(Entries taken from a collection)
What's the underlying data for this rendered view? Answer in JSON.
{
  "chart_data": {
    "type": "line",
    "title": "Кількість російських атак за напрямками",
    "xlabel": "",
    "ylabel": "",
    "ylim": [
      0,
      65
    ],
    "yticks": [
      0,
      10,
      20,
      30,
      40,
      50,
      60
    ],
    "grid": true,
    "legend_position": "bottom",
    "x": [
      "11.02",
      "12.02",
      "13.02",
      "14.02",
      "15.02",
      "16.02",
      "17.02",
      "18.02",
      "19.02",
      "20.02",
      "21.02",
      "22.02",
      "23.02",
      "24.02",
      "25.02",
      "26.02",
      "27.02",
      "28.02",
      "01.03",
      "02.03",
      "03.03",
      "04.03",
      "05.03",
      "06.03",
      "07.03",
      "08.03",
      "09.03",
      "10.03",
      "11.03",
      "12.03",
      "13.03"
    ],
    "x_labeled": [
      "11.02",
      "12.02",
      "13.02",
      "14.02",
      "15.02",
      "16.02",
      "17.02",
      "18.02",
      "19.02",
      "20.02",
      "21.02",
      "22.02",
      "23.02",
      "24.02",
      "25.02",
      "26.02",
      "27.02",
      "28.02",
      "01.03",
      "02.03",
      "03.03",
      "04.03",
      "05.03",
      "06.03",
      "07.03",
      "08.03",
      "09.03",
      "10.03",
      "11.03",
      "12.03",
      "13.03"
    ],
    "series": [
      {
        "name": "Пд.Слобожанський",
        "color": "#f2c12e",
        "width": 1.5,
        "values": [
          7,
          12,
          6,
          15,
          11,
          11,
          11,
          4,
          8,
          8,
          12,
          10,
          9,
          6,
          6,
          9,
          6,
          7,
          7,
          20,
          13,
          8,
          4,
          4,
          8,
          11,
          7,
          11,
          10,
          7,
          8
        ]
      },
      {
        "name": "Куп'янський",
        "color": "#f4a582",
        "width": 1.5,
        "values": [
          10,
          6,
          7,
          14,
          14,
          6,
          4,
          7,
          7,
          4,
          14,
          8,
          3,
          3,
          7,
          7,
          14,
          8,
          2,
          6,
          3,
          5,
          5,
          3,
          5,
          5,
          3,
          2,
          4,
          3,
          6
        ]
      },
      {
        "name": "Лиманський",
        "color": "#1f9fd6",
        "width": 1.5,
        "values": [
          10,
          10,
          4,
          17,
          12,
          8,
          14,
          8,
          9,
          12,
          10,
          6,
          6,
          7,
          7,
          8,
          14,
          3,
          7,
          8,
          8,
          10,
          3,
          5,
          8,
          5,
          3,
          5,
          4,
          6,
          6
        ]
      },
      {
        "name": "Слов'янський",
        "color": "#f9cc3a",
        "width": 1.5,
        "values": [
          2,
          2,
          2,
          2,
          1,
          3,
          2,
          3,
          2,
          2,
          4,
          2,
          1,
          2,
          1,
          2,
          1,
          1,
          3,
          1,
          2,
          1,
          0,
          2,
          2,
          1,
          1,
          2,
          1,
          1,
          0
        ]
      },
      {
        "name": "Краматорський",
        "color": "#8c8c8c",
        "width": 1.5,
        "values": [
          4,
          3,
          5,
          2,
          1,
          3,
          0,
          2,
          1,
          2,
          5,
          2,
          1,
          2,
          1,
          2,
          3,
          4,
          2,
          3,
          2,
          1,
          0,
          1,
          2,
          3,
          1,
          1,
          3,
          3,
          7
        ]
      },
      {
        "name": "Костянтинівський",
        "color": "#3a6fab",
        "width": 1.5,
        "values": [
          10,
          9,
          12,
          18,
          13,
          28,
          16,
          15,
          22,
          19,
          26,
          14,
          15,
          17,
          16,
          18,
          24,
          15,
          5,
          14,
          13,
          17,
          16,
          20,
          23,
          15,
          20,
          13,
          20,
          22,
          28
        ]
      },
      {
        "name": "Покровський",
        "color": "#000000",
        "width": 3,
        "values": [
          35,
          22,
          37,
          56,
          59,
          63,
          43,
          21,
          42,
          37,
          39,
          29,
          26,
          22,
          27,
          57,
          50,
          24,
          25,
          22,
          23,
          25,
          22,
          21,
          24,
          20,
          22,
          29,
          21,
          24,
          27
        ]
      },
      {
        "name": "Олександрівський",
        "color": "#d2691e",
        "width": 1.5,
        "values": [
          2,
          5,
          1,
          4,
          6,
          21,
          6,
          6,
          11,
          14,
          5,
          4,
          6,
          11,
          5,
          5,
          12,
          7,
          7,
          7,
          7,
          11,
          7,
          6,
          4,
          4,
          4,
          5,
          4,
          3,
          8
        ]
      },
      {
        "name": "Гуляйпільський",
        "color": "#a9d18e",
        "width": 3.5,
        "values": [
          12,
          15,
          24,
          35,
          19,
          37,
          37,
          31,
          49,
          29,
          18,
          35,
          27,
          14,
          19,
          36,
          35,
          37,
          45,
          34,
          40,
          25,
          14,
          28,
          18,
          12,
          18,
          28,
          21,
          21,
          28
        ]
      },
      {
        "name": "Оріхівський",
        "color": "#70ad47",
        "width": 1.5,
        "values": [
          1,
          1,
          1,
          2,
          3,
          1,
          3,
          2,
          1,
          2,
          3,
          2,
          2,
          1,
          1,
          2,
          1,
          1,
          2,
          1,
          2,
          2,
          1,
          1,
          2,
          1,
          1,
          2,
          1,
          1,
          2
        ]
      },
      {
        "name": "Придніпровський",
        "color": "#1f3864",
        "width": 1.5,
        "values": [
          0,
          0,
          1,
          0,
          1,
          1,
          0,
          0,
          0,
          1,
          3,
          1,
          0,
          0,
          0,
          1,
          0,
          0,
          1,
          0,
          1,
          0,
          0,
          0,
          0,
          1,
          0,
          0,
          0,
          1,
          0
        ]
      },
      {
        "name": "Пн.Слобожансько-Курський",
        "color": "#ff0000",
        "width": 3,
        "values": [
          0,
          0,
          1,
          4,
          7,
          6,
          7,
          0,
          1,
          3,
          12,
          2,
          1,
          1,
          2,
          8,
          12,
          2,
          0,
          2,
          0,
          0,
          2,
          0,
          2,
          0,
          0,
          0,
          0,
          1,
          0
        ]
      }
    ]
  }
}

Objective — All of the entries must be quoted exactly; please include each one.

Solution below —
What's the underlying data for this rendered view? Answer in JSON.
{
  "chart_data": {
    "type": "line",
    "title": "Кількість російських атак за напрямками",
    "xlabel": "",
    "ylabel": "",
    "ylim": [
      0,
      65
    ],
    "yticks": [
      0,
      10,
      20,
      30,
      40,
      50,
      60
    ],
    "grid": true,
    "legend_position": "bottom",
    "x": [
      "11.02",
      "12.02",
      "13.02",
      "14.02",
      "15.02",
      "16.02",
      "17.02",
      "18.02",
      "19.02",
      "20.02",
      "21.02",
      "22.02",
      "23.02",
      "24.02",
      "25.02",
      "26.02",
      "27.02",
      "28.02",
      "01.03",
      "02.03",
      "03.03",
      "04.03",
      "05.03",
      "06.03",
      "07.03",
      "08.03",
      "09.03",
      "10.03",
      "11.03",
      "12.03",
      "13.03"
    ],
    "x_labeled": [
      "11.02",
      "12.02",
      "13.02",
      "14.02",
      "15.02",
      "16.02",
      "17.02",
      "18.02",
      "19.02",
      "20.02",
      "21.02",
      "22.02",
      "23.02",
      "24.02",
      "25.02",
      "26.02",
      "27.02",
      "28.02",
      "01.03",
      "02.03",
      "03.03",
      "04.03",
      "05.03",
      "06.03",
      "07.03",
      "08.03",
      "09.03",
      "10.03",
      "11.03",
      "12.03",
      "13.03"
    ],
    "series": [
      {
        "name": "Пд.Слобожанський",
        "color": "#f2c12e",
        "width": 1.5,
        "values": [
          7,
          12,
          6,
          15,
          11,
          11,
          11,
          4,
          8,
          8,
          12,
          10,
          9,
          6,
          6,
          9,
          6,
          7,
          7,
          20,
          13,
          8,
          4,
          4,
          8,
          11,
          7,
          11,
          10,
          7,
          8
        ]
      },
      {
        "name": "Куп'янський",
        "color": "#f4a582",
        "width": 1.5,
        "values": [
          10,
          6,
          7,
          14,
          14,
          6,
          4,
          7,
          7,
          4,
          14,
          8,
          3,
          3,
          7,
          7,
          14,
          8,
          2,
          6,
          3,
          5,
          5,
          3,
          5,
          5,
          3,
          2,
          4,
          3,
          6
        ]
      },
      {
        "name": "Лиманський",
        "color": "#1f9fd6",
        "width": 1.5,
        "values": [
          10,
          10,
          4,
          17,
          12,
          8,
          14,
          8,
          9,
          12,
          10,
          6,
          6,
          7,
          7,
          8,
          14,
          3,
          7,
          8,
          8,
          10,
          3,
          5,
          8,
          5,
          3,
          5,
          4,
          6,
          6
        ]
      },
      {
        "name": "Слов'янський",
        "color": "#f9cc3a",
        "width": 1.5,
        "values": [
          2,
          2,
          2,
          2,
          1,
          3,
          2,
          3,
          2,
          2,
          4,
          2,
          1,
          2,
          1,
          2,
          1,
          1,
          3,
          1,
          2,
          1,
          0,
          2,
          2,
          1,
          1,
          2,
          1,
          1,
          0
        ]
      },
      {
        "name": "Краматорський",
        "color": "#8c8c8c",
        "width": 1.5,
        "values": [
          4,
          3,
          5,
          2,
          1,
          3,
          0,
          2,
          1,
          2,
          5,
          2,
          1,
          2,
          1,
          2,
          3,
          4,
          2,
          3,
          2,
          1,
          0,
          1,
          2,
          3,
          1,
          1,
          3,
          3,
          7
        ]
      },
      {
        "name": "Костянтинівський",
        "color": "#3a6fab",
        "width": 1.5,
        "values": [
          10,
          9,
          12,
          18,
          13,
          28,
          16,
          15,
          22,
          19,
          26,
          14,
          15,
          17,
          16,
          18,
          24,
          15,
          5,
          14,
          13,
          17,
          16,
          20,
          23,
          15,
          20,
          13,
          20,
          22,
          28
        ]
      },
      {
        "name": "Покровський",
        "color": "#000000",
        "width": 3,
        "values": [
          35,
          22,
          37,
          56,
          59,
          63,
          43,
          21,
          42,
          37,
          39,
          29,
          26,
          22,
          27,
          57,
          50,
          24,
          25,
          22,
          23,
          25,
          22,
          21,
          24,
          20,
          22,
          29,
          21,
          24,
          27
        ]
      },
      {
        "name": "Олександрівський",
        "color": "#d2691e",
        "width": 1.5,
        "values": [
          2,
          5,
          1,
          4,
          6,
          21,
          6,
          6,
          11,
          14,
          5,
          4,
          6,
          11,
          5,
          5,
          12,
          7,
          7,
          7,
          7,
          11,
          7,
          6,
          4,
          4,
          4,
          5,
          4,
          3,
          8
        ]
      },
      {
        "name": "Гуляйпільський",
        "color": "#a9d18e",
        "width": 3.5,
        "values": [
          12,
          15,
          24,
          35,
          19,
          37,
          37,
          31,
          49,
          29,
          18,
          35,
          27,
          14,
          19,
          36,
          35,
          37,
          45,
          34,
          40,
          25,
          14,
          28,
          18,
          12,
          18,
          28,
          21,
          21,
          28
        ]
      },
      {
        "name": "Оріхівський",
        "color": "#70ad47",
        "width": 1.5,
        "values": [
          1,
          1,
          1,
          2,
          3,
          1,
          3,
          2,
          1,
          2,
          3,
          2,
          2,
          1,
          1,
          2,
          1,
          1,
          2,
          1,
          2,
          2,
          1,
          1,
          2,
          1,
          1,
          2,
          1,
          1,
          2
        ]
      },
      {
        "name": "Придніпровський",
        "color": "#1f3864",
        "width": 1.5,
        "values": [
          0,
          0,
          1,
          0,
          1,
          1,
          0,
          0,
          0,
          1,
          3,
          1,
          0,
          0,
          0,
          1,
          0,
          0,
          1,
          0,
          1,
          0,
          0,
          0,
          0,
          1,
          0,
          0,
          0,
          1,
          0
        ]
      },
      {
        "name": "Пн.Слобожансько-Курський",
        "color": "#ff0000",
        "width": 3,
        "values": [
          0,
          0,
          1,
          4,
          7,
          6,
          7,
          0,
          1,
          3,
          12,
          2,
          1,
          1,
          2,
          8,
          12,
          2,
          0,
          2,
          0,
          0,
          2,
          0,
          2,
          0,
          0,
          0,
          0,
          1,
          0
        ]
      }
    ]
  }
}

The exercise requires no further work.